* Given task: Write each line out again exactly as written.

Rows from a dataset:
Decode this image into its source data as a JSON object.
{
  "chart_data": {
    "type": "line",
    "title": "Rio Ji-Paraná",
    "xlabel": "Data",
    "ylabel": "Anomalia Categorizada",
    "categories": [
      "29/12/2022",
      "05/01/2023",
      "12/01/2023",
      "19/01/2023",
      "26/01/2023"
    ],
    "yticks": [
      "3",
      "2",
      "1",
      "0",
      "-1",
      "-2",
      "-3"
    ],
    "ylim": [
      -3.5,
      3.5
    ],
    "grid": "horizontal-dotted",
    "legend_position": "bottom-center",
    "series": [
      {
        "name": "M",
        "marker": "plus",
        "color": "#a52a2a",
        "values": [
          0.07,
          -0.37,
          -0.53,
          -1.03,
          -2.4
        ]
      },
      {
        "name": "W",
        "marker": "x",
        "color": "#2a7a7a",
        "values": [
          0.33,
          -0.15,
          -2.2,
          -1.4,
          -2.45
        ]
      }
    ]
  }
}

* Answer to this problem:
Decode this image into its source data as a JSON object.
{
  "chart_data": {
    "type": "line",
    "title": "Rio Ji-Paraná",
    "xlabel": "Data",
    "ylabel": "Anomalia Categorizada",
    "categories": [
      "29/12/2022",
      "05/01/2023",
      "12/01/2023",
      "19/01/2023",
      "26/01/2023"
    ],
    "yticks": [
      "3",
      "2",
      "1",
      "0",
      "-1",
      "-2",
      "-3"
    ],
    "ylim": [
      -3.5,
      3.5
    ],
    "grid": "horizontal-dotted",
    "legend_position": "bottom-center",
    "series": [
      {
        "name": "M",
        "marker": "plus",
        "color": "#a52a2a",
        "values": [
          0.07,
          -0.37,
          -0.53,
          -1.03,
          -2.4
        ]
      },
      {
        "name": "W",
        "marker": "x",
        "color": "#2a7a7a",
        "values": [
          0.33,
          -0.15,
          -2.2,
          -1.4,
          -2.45
        ]
      }
    ]
  }
}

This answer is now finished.